• [Exercise directions] The records that follow are to be repeated exactly, with the pictures removed.

• [Input material]

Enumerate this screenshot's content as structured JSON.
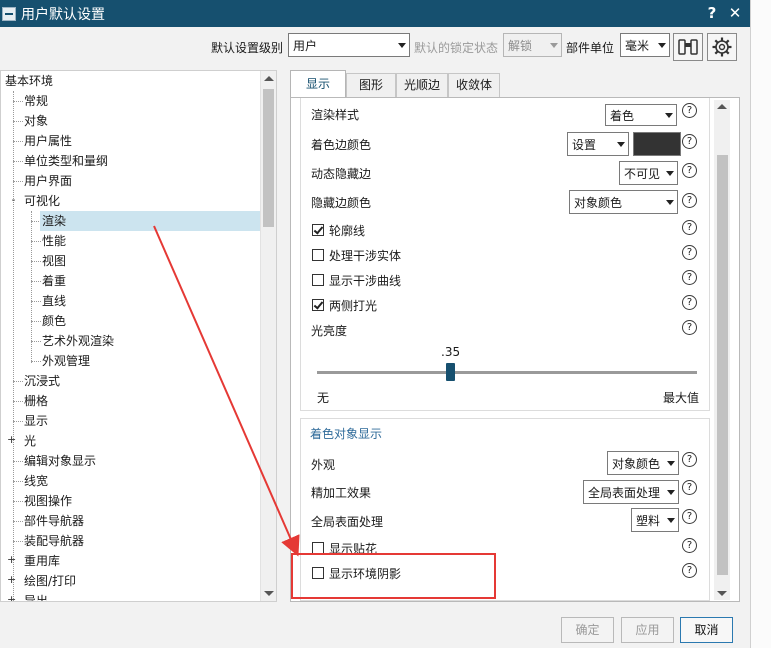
{
  "window": {
    "title": "用户默认设置",
    "help_label": "?",
    "close_label": "✕"
  },
  "toolbar": {
    "level_label": "默认设置级别",
    "level_value": "用户",
    "lock_label": "默认的锁定状态",
    "lock_value": "解锁",
    "unit_label": "部件单位",
    "unit_value": "毫米"
  },
  "tree": {
    "root": "基本环境",
    "items": [
      "常规",
      "对象",
      "用户属性",
      "单位类型和量纲",
      "用户界面",
      "可视化"
    ],
    "vis_children": [
      "渲染",
      "性能",
      "视图",
      "着重",
      "直线",
      "颜色",
      "艺术外观渲染",
      "外观管理"
    ],
    "after": [
      "沉浸式",
      "栅格",
      "显示",
      "光",
      "编辑对象显示",
      "线宽",
      "视图操作",
      "部件导航器",
      "装配导航器",
      "重用库",
      "绘图/打印",
      "导出"
    ]
  },
  "tabs": [
    "显示",
    "图形",
    "光顺边",
    "收敛体"
  ],
  "panel": {
    "render_style_label": "渲染样式",
    "render_style_value": "着色",
    "shaded_edge_color_label": "着色边颜色",
    "shaded_edge_color_value": "设置",
    "shaded_edge_swatch": "#333333",
    "dynamic_hidden_label": "动态隐藏边",
    "dynamic_hidden_value": "不可见",
    "hidden_edge_color_label": "隐藏边颜色",
    "hidden_edge_color_value": "对象颜色",
    "cb_silhouette": "轮廓线",
    "cb_interference_solid": "处理干涉实体",
    "cb_interference_curve": "显示干涉曲线",
    "cb_two_sided": "两侧打光",
    "brightness_label": "光亮度",
    "brightness_value": ".35",
    "brightness_fraction": 0.35,
    "brightness_min": "无",
    "brightness_max": "最大值",
    "shaded_section_title": "着色对象显示",
    "appearance_label": "外观",
    "appearance_value": "对象颜色",
    "finish_label": "精加工效果",
    "finish_value": "全局表面处理",
    "global_surface_label": "全局表面处理",
    "global_surface_value": "塑料",
    "cb_decals": "显示贴花",
    "cb_env_shadow": "显示环境阴影"
  },
  "buttons": {
    "ok": "确定",
    "apply": "应用",
    "cancel": "取消"
  },
  "colors": {
    "titlebar": "#16506f",
    "selection": "#cce4ef",
    "annotation": "#e53935"
  }
}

• [The completed task]
Enumerate this screenshot's content as structured JSON.
{
  "window": {
    "title": "用户默认设置",
    "help_label": "?",
    "close_label": "✕"
  },
  "toolbar": {
    "level_label": "默认设置级别",
    "level_value": "用户",
    "lock_label": "默认的锁定状态",
    "lock_value": "解锁",
    "unit_label": "部件单位",
    "unit_value": "毫米"
  },
  "tree": {
    "root": "基本环境",
    "items": [
      "常规",
      "对象",
      "用户属性",
      "单位类型和量纲",
      "用户界面",
      "可视化"
    ],
    "vis_children": [
      "渲染",
      "性能",
      "视图",
      "着重",
      "直线",
      "颜色",
      "艺术外观渲染",
      "外观管理"
    ],
    "after": [
      "沉浸式",
      "栅格",
      "显示",
      "光",
      "编辑对象显示",
      "线宽",
      "视图操作",
      "部件导航器",
      "装配导航器",
      "重用库",
      "绘图/打印",
      "导出"
    ]
  },
  "tabs": [
    "显示",
    "图形",
    "光顺边",
    "收敛体"
  ],
  "panel": {
    "render_style_label": "渲染样式",
    "render_style_value": "着色",
    "shaded_edge_color_label": "着色边颜色",
    "shaded_edge_color_value": "设置",
    "shaded_edge_swatch": "#333333",
    "dynamic_hidden_label": "动态隐藏边",
    "dynamic_hidden_value": "不可见",
    "hidden_edge_color_label": "隐藏边颜色",
    "hidden_edge_color_value": "对象颜色",
    "cb_silhouette": "轮廓线",
    "cb_interference_solid": "处理干涉实体",
    "cb_interference_curve": "显示干涉曲线",
    "cb_two_sided": "两侧打光",
    "brightness_label": "光亮度",
    "brightness_value": ".35",
    "brightness_fraction": 0.35,
    "brightness_min": "无",
    "brightness_max": "最大值",
    "shaded_section_title": "着色对象显示",
    "appearance_label": "外观",
    "appearance_value": "对象颜色",
    "finish_label": "精加工效果",
    "finish_value": "全局表面处理",
    "global_surface_label": "全局表面处理",
    "global_surface_value": "塑料",
    "cb_decals": "显示贴花",
    "cb_env_shadow": "显示环境阴影"
  },
  "buttons": {
    "ok": "确定",
    "apply": "应用",
    "cancel": "取消"
  },
  "colors": {
    "titlebar": "#16506f",
    "selection": "#cce4ef",
    "annotation": "#e53935"
  }
}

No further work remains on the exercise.